Type every record exactly as it appears.

───

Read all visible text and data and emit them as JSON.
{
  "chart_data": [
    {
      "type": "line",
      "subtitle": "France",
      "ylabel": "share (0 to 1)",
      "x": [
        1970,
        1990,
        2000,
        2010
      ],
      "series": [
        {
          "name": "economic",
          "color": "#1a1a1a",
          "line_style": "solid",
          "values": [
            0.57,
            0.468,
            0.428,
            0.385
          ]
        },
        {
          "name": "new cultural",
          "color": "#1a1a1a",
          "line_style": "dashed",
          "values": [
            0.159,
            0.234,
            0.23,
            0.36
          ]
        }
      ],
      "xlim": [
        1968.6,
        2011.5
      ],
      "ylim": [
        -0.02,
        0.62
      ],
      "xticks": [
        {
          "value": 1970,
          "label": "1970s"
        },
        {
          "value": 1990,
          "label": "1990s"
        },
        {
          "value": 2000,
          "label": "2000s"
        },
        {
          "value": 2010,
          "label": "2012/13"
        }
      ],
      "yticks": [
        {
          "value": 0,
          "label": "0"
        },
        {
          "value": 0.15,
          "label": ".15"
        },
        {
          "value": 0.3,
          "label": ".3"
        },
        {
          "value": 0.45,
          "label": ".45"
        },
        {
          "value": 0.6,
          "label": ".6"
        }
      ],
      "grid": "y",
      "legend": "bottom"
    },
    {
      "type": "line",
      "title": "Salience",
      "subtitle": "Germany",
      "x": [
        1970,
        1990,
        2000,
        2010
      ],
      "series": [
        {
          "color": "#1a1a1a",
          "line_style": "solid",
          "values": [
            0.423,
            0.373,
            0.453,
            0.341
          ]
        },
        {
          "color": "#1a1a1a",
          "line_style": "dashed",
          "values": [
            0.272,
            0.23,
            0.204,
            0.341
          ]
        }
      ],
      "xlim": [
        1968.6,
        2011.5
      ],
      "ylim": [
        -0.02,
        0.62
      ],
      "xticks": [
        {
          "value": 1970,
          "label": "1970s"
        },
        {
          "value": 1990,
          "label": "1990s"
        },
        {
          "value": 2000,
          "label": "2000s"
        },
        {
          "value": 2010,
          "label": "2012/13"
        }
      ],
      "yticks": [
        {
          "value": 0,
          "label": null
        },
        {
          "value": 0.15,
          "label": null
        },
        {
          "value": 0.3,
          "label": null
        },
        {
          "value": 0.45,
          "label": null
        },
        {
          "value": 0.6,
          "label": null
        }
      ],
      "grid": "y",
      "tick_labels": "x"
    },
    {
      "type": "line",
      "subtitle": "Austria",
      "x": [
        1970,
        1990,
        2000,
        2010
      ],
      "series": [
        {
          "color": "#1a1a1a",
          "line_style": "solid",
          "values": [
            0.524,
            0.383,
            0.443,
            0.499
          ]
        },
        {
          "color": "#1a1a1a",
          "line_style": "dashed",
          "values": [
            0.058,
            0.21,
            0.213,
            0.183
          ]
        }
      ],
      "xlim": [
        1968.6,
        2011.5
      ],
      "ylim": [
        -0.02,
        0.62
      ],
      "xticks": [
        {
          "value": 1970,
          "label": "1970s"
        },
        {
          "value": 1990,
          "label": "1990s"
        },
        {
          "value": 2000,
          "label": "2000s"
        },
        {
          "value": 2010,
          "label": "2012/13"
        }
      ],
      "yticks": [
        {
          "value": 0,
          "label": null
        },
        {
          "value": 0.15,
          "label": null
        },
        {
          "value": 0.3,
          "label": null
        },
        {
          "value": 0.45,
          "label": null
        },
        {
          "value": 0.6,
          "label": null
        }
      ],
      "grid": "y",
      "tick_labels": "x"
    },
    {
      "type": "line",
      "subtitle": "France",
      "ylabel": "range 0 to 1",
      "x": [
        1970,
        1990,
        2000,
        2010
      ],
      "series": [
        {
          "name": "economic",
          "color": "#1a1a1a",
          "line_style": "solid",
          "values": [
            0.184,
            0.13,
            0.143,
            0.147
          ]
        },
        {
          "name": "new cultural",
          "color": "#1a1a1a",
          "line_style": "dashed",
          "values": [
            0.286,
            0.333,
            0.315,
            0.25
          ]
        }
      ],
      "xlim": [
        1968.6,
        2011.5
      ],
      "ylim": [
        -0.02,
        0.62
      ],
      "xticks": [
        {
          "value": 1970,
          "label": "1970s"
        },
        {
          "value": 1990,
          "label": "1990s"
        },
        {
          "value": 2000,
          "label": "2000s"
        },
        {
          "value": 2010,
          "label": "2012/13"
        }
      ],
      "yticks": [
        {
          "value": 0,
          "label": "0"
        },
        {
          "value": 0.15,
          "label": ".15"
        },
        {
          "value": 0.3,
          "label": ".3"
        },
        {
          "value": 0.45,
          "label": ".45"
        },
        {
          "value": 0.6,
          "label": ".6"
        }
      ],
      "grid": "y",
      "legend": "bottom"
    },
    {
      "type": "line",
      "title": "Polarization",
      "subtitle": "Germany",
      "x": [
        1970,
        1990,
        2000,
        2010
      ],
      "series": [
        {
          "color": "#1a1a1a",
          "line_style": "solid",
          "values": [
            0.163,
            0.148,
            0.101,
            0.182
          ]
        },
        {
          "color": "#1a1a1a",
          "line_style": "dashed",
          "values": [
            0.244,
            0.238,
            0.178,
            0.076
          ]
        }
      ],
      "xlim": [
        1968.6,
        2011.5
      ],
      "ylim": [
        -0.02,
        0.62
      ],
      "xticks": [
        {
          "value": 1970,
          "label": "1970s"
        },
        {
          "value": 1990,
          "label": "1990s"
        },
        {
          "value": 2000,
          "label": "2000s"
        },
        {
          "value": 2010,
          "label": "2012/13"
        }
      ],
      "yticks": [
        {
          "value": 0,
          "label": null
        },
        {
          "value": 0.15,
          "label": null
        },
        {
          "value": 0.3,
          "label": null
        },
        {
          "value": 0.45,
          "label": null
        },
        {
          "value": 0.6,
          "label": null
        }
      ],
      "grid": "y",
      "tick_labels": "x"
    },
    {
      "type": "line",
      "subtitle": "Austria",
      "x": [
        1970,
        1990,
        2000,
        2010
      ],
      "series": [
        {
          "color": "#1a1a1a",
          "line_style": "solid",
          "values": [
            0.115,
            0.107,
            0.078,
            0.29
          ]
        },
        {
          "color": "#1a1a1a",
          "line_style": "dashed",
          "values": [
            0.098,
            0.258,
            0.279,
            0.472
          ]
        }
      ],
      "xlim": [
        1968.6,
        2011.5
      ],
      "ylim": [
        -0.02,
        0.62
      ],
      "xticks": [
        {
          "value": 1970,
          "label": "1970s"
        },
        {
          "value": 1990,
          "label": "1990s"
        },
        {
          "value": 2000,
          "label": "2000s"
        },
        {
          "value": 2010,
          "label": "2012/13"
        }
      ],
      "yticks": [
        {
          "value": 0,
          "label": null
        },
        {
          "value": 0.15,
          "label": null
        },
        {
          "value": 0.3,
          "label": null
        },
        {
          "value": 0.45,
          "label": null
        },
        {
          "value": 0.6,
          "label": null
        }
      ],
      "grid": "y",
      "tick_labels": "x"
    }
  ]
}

───

### SOLUTION FOR THIS PROBLEM
Read all visible text and data and emit them as JSON.
{
  "chart_data": [
    {
      "type": "line",
      "subtitle": "France",
      "ylabel": "share (0 to 1)",
      "x": [
        1970,
        1990,
        2000,
        2010
      ],
      "series": [
        {
          "name": "economic",
          "color": "#1a1a1a",
          "line_style": "solid",
          "values": [
            0.57,
            0.468,
            0.428,
            0.385
          ]
        },
        {
          "name": "new cultural",
          "color": "#1a1a1a",
          "line_style": "dashed",
          "values": [
            0.159,
            0.234,
            0.23,
            0.36
          ]
        }
      ],
      "xlim": [
        1968.6,
        2011.5
      ],
      "ylim": [
        -0.02,
        0.62
      ],
      "xticks": [
        {
          "value": 1970,
          "label": "1970s"
        },
        {
          "value": 1990,
          "label": "1990s"
        },
        {
          "value": 2000,
          "label": "2000s"
        },
        {
          "value": 2010,
          "label": "2012/13"
        }
      ],
      "yticks": [
        {
          "value": 0,
          "label": "0"
        },
        {
          "value": 0.15,
          "label": ".15"
        },
        {
          "value": 0.3,
          "label": ".3"
        },
        {
          "value": 0.45,
          "label": ".45"
        },
        {
          "value": 0.6,
          "label": ".6"
        }
      ],
      "grid": "y",
      "legend": "bottom"
    },
    {
      "type": "line",
      "title": "Salience",
      "subtitle": "Germany",
      "x": [
        1970,
        1990,
        2000,
        2010
      ],
      "series": [
        {
          "color": "#1a1a1a",
          "line_style": "solid",
          "values": [
            0.423,
            0.373,
            0.453,
            0.341
          ]
        },
        {
          "color": "#1a1a1a",
          "line_style": "dashed",
          "values": [
            0.272,
            0.23,
            0.204,
            0.341
          ]
        }
      ],
      "xlim": [
        1968.6,
        2011.5
      ],
      "ylim": [
        -0.02,
        0.62
      ],
      "xticks": [
        {
          "value": 1970,
          "label": "1970s"
        },
        {
          "value": 1990,
          "label": "1990s"
        },
        {
          "value": 2000,
          "label": "2000s"
        },
        {
          "value": 2010,
          "label": "2012/13"
        }
      ],
      "yticks": [
        {
          "value": 0,
          "label": null
        },
        {
          "value": 0.15,
          "label": null
        },
        {
          "value": 0.3,
          "label": null
        },
        {
          "value": 0.45,
          "label": null
        },
        {
          "value": 0.6,
          "label": null
        }
      ],
      "grid": "y",
      "tick_labels": "x"
    },
    {
      "type": "line",
      "subtitle": "Austria",
      "x": [
        1970,
        1990,
        2000,
        2010
      ],
      "series": [
        {
          "color": "#1a1a1a",
          "line_style": "solid",
          "values": [
            0.524,
            0.383,
            0.443,
            0.499
          ]
        },
        {
          "color": "#1a1a1a",
          "line_style": "dashed",
          "values": [
            0.058,
            0.21,
            0.213,
            0.183
          ]
        }
      ],
      "xlim": [
        1968.6,
        2011.5
      ],
      "ylim": [
        -0.02,
        0.62
      ],
      "xticks": [
        {
          "value": 1970,
          "label": "1970s"
        },
        {
          "value": 1990,
          "label": "1990s"
        },
        {
          "value": 2000,
          "label": "2000s"
        },
        {
          "value": 2010,
          "label": "2012/13"
        }
      ],
      "yticks": [
        {
          "value": 0,
          "label": null
        },
        {
          "value": 0.15,
          "label": null
        },
        {
          "value": 0.3,
          "label": null
        },
        {
          "value": 0.45,
          "label": null
        },
        {
          "value": 0.6,
          "label": null
        }
      ],
      "grid": "y",
      "tick_labels": "x"
    },
    {
      "type": "line",
      "subtitle": "France",
      "ylabel": "range 0 to 1",
      "x": [
        1970,
        1990,
        2000,
        2010
      ],
      "series": [
        {
          "name": "economic",
          "color": "#1a1a1a",
          "line_style": "solid",
          "values": [
            0.184,
            0.13,
            0.143,
            0.147
          ]
        },
        {
          "name": "new cultural",
          "color": "#1a1a1a",
          "line_style": "dashed",
          "values": [
            0.286,
            0.333,
            0.315,
            0.25
          ]
        }
      ],
      "xlim": [
        1968.6,
        2011.5
      ],
      "ylim": [
        -0.02,
        0.62
      ],
      "xticks": [
        {
          "value": 1970,
          "label": "1970s"
        },
        {
          "value": 1990,
          "label": "1990s"
        },
        {
          "value": 2000,
          "label": "2000s"
        },
        {
          "value": 2010,
          "label": "2012/13"
        }
      ],
      "yticks": [
        {
          "value": 0,
          "label": "0"
        },
        {
          "value": 0.15,
          "label": ".15"
        },
        {
          "value": 0.3,
          "label": ".3"
        },
        {
          "value": 0.45,
          "label": ".45"
        },
        {
          "value": 0.6,
          "label": ".6"
        }
      ],
      "grid": "y",
      "legend": "bottom"
    },
    {
      "type": "line",
      "title": "Polarization",
      "subtitle": "Germany",
      "x": [
        1970,
        1990,
        2000,
        2010
      ],
      "series": [
        {
          "color": "#1a1a1a",
          "line_style": "solid",
          "values": [
            0.163,
            0.148,
            0.101,
            0.182
          ]
        },
        {
          "color": "#1a1a1a",
          "line_style": "dashed",
          "values": [
            0.244,
            0.238,
            0.178,
            0.076
          ]
        }
      ],
      "xlim": [
        1968.6,
        2011.5
      ],
      "ylim": [
        -0.02,
        0.62
      ],
      "xticks": [
        {
          "value": 1970,
          "label": "1970s"
        },
        {
          "value": 1990,
          "label": "1990s"
        },
        {
          "value": 2000,
          "label": "2000s"
        },
        {
          "value": 2010,
          "label": "2012/13"
        }
      ],
      "yticks": [
        {
          "value": 0,
          "label": null
        },
        {
          "value": 0.15,
          "label": null
        },
        {
          "value": 0.3,
          "label": null
        },
        {
          "value": 0.45,
          "label": null
        },
        {
          "value": 0.6,
          "label": null
        }
      ],
      "grid": "y",
      "tick_labels": "x"
    },
    {
      "type": "line",
      "subtitle": "Austria",
      "x": [
        1970,
        1990,
        2000,
        2010
      ],
      "series": [
        {
          "color": "#1a1a1a",
          "line_style": "solid",
          "values": [
            0.115,
            0.107,
            0.078,
            0.29
          ]
        },
        {
          "color": "#1a1a1a",
          "line_style": "dashed",
          "values": [
            0.098,
            0.258,
            0.279,
            0.472
          ]
        }
      ],
      "xlim": [
        1968.6,
        2011.5
      ],
      "ylim": [
        -0.02,
        0.62
      ],
      "xticks": [
        {
          "value": 1970,
          "label": "1970s"
        },
        {
          "value": 1990,
          "label": "1990s"
        },
        {
          "value": 2000,
          "label": "2000s"
        },
        {
          "value": 2010,
          "label": "2012/13"
        }
      ],
      "yticks": [
        {
          "value": 0,
          "label": null
        },
        {
          "value": 0.15,
          "label": null
        },
        {
          "value": 0.3,
          "label": null
        },
        {
          "value": 0.45,
          "label": null
        },
        {
          "value": 0.6,
          "label": null
        }
      ],
      "grid": "y",
      "tick_labels": "x"
    }
  ]
}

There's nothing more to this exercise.